# [ページ本文]
···

災害にあった時の納税の猶予【税務レポート】
災害にあった時の納税の猶予
解説:日本経営ウイル税理士法人
代表社員税理士 座間 昭男
1.生活と住まいの再建(支援制度の確認)
様々な支援があります。遠慮せずに活用して、生活の再建に役立てたいものです。
2.申告などの期限延長・納税の猶予
①申告・納付などの期限の延長
災害等の理由により申告・納付をその期限までにできないときは、その理由がやんだ日から2か月以内の範囲でその期限を延長することができます。届出書や申請書等の提出期限も延長することができます。
②納税の猶予
災害等により財産に相当の損失を受けたときは、税務署長に申請をすることによって納税の猶予を受けることができます(原則1年)

···

# [取り組む課題]
A. 災害時の納税猶予に関する本文から、番号の付いた見出しを現れる順にすべて書き出してください。
B. 災害時の納税猶予に関する本文を、最後の文の後から書き継いでください。

(レイアウト領域の記録)
···

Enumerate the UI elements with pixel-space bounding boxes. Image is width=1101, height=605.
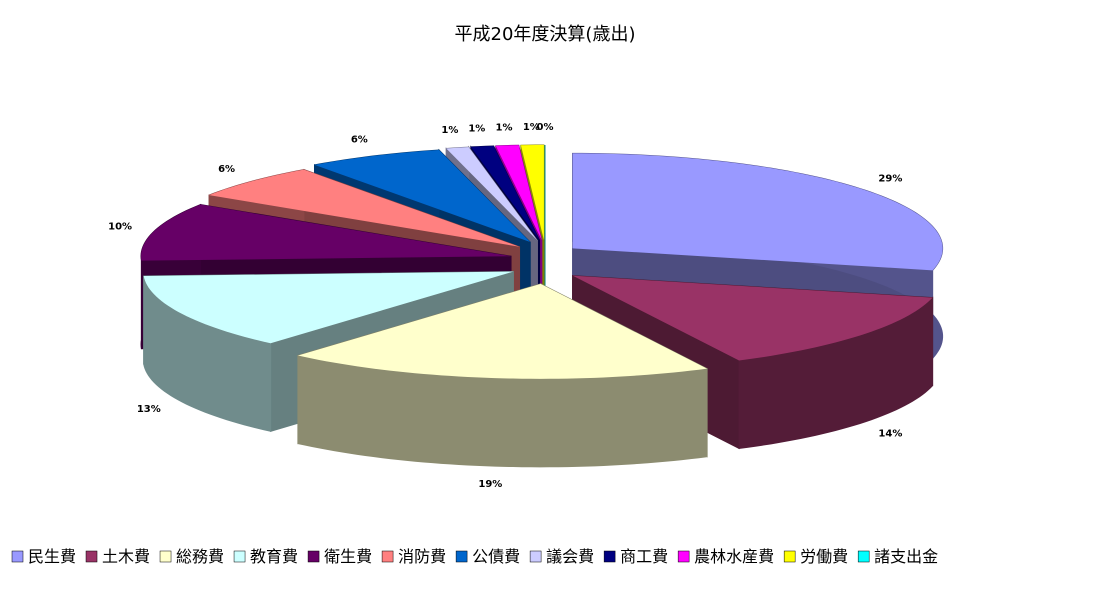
legend-swatch [85, 550, 98, 563]
legend-swatch [11, 550, 24, 563]
legend-label: 総務費 [176, 547, 224, 566]
data-label: 1% [468, 124, 485, 135]
legend-swatch [455, 550, 468, 563]
slice-top [572, 275, 933, 361]
slice-top [446, 147, 538, 241]
slice-top [209, 169, 520, 247]
legend-swatch [603, 550, 616, 563]
legend: 民生費 土木費 総務費 教育費 衛生費 消防費 公債費 議会費 商工費 農林水産費 労働費 諸支出金 [11, 547, 938, 566]
legend-swatch [677, 550, 690, 563]
data-label: 1% [523, 122, 540, 133]
data-label: 14% [878, 429, 902, 440]
slice-top [314, 149, 531, 243]
slice-top [495, 145, 542, 241]
slice [297, 283, 708, 468]
data-label: 10% [108, 222, 132, 233]
legend-label: 商工費 [620, 547, 668, 566]
legend-label: 労働費 [800, 547, 848, 566]
legend-swatch [233, 550, 246, 563]
chart-title: 平成20年度決算(歳出) [455, 24, 636, 45]
slice-wall [143, 275, 272, 432]
legend-label: 公債費 [472, 547, 520, 566]
data-label: 13% [137, 404, 161, 415]
slice-top [143, 271, 514, 344]
legend-swatch [159, 550, 172, 563]
slice-top [470, 145, 540, 241]
legend-swatch [783, 550, 796, 563]
data-label: 6% [218, 164, 235, 175]
data-label: 19% [478, 479, 502, 490]
data-label: 1% [495, 123, 512, 134]
data-label: 6% [351, 135, 368, 146]
legend-label: 諸支出金 [874, 547, 938, 566]
legend-label: 農林水産費 [694, 547, 774, 566]
data-label: 1% [441, 125, 458, 136]
legend-label: 土木費 [102, 547, 150, 566]
slice-top [520, 145, 544, 241]
slice-wall [297, 354, 708, 468]
data-label: 0% [537, 122, 554, 133]
slice-top [297, 283, 708, 379]
pie: 29%14%19%13%10%6%6%1% 1% 1% 1%0% [108, 122, 944, 490]
data-label: 29% [878, 173, 902, 184]
legend-label: 消防費 [398, 547, 446, 566]
legend-label: 議会費 [546, 547, 594, 566]
legend-swatch [381, 550, 394, 563]
slice-top [572, 153, 943, 271]
legend-label: 教育費 [250, 547, 298, 566]
legend-label: 衛生費 [324, 547, 372, 566]
legend-swatch [307, 550, 320, 563]
slice-top [141, 204, 512, 261]
legend-swatch [857, 550, 870, 563]
legend-swatch [529, 550, 542, 563]
legend-label: 民生費 [28, 547, 76, 566]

···

# [解答一覧]
A.
1.生活と住まいの再建(支援制度の確認)
2.申告などの期限延長・納税の猶予
①申告・納付などの期限の延長
②納税の猶予

B.
③予定納税額の減額・源泉徴収税の徴収猶予
所得税の軽減や免除は、最終的に翌年の確定申告で精算されますが、予定納税や源泉徴収の段階でも、その減額又は徴収猶予を受けることができます。
相続税や贈与税についても、災害により損害を受けた場合は、特別な取り扱いがあります。
3.所得税の全部又は一部の軽減(確定申告)
災害により、住宅や家財に損害を受けた場合は確定申告を行うことで雑損控除又は災害減免法のいずれか有利な方の適用を受けることができます。
(1)雑損控除
雑損控除の対象となる資産の範囲等 : 住宅及び家財を含む生活に通常必要な資産
損失の発生原因 : 災害、盗難、横領による損失
控除額の計算 : 雑損控除として控除できる金額は、次の(a)(b)のいずれか多い方の金額です。
(a)損害金額-所得金額の10分の1
(b)損害金額のうちの災害関連支出の金額-5万円
※災害関連支出の金額とは災害により滅失した住宅、家財などを取壊し又は除去するために支出した金額などです
控除額が所得金額を超え、1年で控除できない場合には翌年以降3年間繰り越して各年の所得金額から控除できます。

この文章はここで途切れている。